TASK DESCRIPTION: Could you write out the records below exactly as they appear?

Figure record listings:
━━━━

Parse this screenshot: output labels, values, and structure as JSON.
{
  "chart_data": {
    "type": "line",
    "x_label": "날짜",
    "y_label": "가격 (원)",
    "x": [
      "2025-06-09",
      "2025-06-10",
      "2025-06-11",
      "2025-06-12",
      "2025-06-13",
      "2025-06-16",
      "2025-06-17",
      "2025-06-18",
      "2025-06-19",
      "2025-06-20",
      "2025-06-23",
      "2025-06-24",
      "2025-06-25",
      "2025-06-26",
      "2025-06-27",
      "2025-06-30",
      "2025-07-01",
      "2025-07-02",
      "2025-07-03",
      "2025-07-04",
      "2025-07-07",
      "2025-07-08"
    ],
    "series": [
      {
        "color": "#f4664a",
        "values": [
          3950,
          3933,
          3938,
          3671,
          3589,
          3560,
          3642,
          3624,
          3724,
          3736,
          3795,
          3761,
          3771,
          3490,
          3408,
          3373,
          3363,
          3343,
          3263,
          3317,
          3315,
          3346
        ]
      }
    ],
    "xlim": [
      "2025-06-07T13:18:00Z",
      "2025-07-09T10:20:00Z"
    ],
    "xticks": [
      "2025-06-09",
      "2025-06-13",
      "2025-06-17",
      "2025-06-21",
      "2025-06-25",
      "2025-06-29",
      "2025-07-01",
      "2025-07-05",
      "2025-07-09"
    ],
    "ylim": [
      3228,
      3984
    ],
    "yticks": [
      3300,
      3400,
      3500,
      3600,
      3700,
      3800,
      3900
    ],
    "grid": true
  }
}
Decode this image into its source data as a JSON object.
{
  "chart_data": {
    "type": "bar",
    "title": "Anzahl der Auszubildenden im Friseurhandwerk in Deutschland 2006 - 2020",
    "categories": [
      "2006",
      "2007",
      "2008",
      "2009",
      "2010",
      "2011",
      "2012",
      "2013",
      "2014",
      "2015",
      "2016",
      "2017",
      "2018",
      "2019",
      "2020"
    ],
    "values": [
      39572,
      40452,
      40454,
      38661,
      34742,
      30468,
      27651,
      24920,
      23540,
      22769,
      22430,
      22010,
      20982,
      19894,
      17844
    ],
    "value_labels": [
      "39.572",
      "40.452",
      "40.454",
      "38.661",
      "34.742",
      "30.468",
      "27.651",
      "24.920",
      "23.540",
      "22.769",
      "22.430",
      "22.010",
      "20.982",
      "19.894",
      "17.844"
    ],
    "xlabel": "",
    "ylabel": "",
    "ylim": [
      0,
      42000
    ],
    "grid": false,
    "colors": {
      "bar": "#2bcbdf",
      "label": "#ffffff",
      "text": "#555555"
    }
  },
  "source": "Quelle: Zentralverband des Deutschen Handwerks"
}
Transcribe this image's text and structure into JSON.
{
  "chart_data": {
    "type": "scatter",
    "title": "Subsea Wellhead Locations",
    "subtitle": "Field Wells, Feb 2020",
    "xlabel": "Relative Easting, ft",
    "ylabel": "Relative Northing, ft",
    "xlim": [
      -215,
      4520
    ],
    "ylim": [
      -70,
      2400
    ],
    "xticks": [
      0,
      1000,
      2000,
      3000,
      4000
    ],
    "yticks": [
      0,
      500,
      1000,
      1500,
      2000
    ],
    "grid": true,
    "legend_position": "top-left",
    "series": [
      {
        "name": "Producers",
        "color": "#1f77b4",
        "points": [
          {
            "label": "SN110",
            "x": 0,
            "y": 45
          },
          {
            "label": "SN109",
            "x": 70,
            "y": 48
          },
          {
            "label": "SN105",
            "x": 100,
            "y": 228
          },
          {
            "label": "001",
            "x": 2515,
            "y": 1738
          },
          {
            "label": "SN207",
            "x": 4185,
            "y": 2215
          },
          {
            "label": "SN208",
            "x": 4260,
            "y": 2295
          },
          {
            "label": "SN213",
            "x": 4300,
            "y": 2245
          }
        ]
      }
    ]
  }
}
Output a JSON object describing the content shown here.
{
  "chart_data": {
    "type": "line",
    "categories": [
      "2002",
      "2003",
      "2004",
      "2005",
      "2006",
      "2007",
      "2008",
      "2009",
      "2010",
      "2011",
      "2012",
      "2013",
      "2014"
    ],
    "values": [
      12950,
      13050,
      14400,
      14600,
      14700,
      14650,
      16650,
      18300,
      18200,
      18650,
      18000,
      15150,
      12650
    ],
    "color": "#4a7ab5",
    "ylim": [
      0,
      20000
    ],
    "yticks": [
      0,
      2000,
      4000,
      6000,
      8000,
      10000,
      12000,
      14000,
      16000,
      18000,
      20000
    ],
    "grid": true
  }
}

━━━━

FULL OUTPUT:
Parse this screenshot: output labels, values, and structure as JSON.
{
  "chart_data": {
    "type": "line",
    "x_label": "날짜",
    "y_label": "가격 (원)",
    "x": [
      "2025-06-09",
      "2025-06-10",
      "2025-06-11",
      "2025-06-12",
      "2025-06-13",
      "2025-06-16",
      "2025-06-17",
      "2025-06-18",
      "2025-06-19",
      "2025-06-20",
      "2025-06-23",
      "2025-06-24",
      "2025-06-25",
      "2025-06-26",
      "2025-06-27",
      "2025-06-30",
      "2025-07-01",
      "2025-07-02",
      "2025-07-03",
      "2025-07-04",
      "2025-07-07",
      "2025-07-08"
    ],
    "series": [
      {
        "color": "#f4664a",
        "values": [
          3950,
          3933,
          3938,
          3671,
          3589,
          3560,
          3642,
          3624,
          3724,
          3736,
          3795,
          3761,
          3771,
          3490,
          3408,
          3373,
          3363,
          3343,
          3263,
          3317,
          3315,
          3346
        ]
      }
    ],
    "xlim": [
      "2025-06-07T13:18:00Z",
      "2025-07-09T10:20:00Z"
    ],
    "xticks": [
      "2025-06-09",
      "2025-06-13",
      "2025-06-17",
      "2025-06-21",
      "2025-06-25",
      "2025-06-29",
      "2025-07-01",
      "2025-07-05",
      "2025-07-09"
    ],
    "ylim": [
      3228,
      3984
    ],
    "yticks": [
      3300,
      3400,
      3500,
      3600,
      3700,
      3800,
      3900
    ],
    "grid": true
  }
}
Decode this image into its source data as a JSON object.
{
  "chart_data": {
    "type": "bar",
    "title": "Anzahl der Auszubildenden im Friseurhandwerk in Deutschland 2006 - 2020",
    "categories": [
      "2006",
      "2007",
      "2008",
      "2009",
      "2010",
      "2011",
      "2012",
      "2013",
      "2014",
      "2015",
      "2016",
      "2017",
      "2018",
      "2019",
      "2020"
    ],
    "values": [
      39572,
      40452,
      40454,
      38661,
      34742,
      30468,
      27651,
      24920,
      23540,
      22769,
      22430,
      22010,
      20982,
      19894,
      17844
    ],
    "value_labels": [
      "39.572",
      "40.452",
      "40.454",
      "38.661",
      "34.742",
      "30.468",
      "27.651",
      "24.920",
      "23.540",
      "22.769",
      "22.430",
      "22.010",
      "20.982",
      "19.894",
      "17.844"
    ],
    "xlabel": "",
    "ylabel": "",
    "ylim": [
      0,
      42000
    ],
    "grid": false,
    "colors": {
      "bar": "#2bcbdf",
      "label": "#ffffff",
      "text": "#555555"
    }
  },
  "source": "Quelle: Zentralverband des Deutschen Handwerks"
}
Transcribe this image's text and structure into JSON.
{
  "chart_data": {
    "type": "scatter",
    "title": "Subsea Wellhead Locations",
    "subtitle": "Field Wells, Feb 2020",
    "xlabel": "Relative Easting, ft",
    "ylabel": "Relative Northing, ft",
    "xlim": [
      -215,
      4520
    ],
    "ylim": [
      -70,
      2400
    ],
    "xticks": [
      0,
      1000,
      2000,
      3000,
      4000
    ],
    "yticks": [
      0,
      500,
      1000,
      1500,
      2000
    ],
    "grid": true,
    "legend_position": "top-left",
    "series": [
      {
        "name": "Producers",
        "color": "#1f77b4",
        "points": [
          {
            "label": "SN110",
            "x": 0,
            "y": 45
          },
          {
            "label": "SN109",
            "x": 70,
            "y": 48
          },
          {
            "label": "SN105",
            "x": 100,
            "y": 228
          },
          {
            "label": "001",
            "x": 2515,
            "y": 1738
          },
          {
            "label": "SN207",
            "x": 4185,
            "y": 2215
          },
          {
            "label": "SN208",
            "x": 4260,
            "y": 2295
          },
          {
            "label": "SN213",
            "x": 4300,
            "y": 2245
          }
        ]
      }
    ]
  }
}
Output a JSON object describing the content shown here.
{
  "chart_data": {
    "type": "line",
    "categories": [
      "2002",
      "2003",
      "2004",
      "2005",
      "2006",
      "2007",
      "2008",
      "2009",
      "2010",
      "2011",
      "2012",
      "2013",
      "2014"
    ],
    "values": [
      12950,
      13050,
      14400,
      14600,
      14700,
      14650,
      16650,
      18300,
      18200,
      18650,
      18000,
      15150,
      12650
    ],
    "color": "#4a7ab5",
    "ylim": [
      0,
      20000
    ],
    "yticks": [
      0,
      2000,
      4000,
      6000,
      8000,
      10000,
      12000,
      14000,
      16000,
      18000,
      20000
    ],
    "grid": true
  }
}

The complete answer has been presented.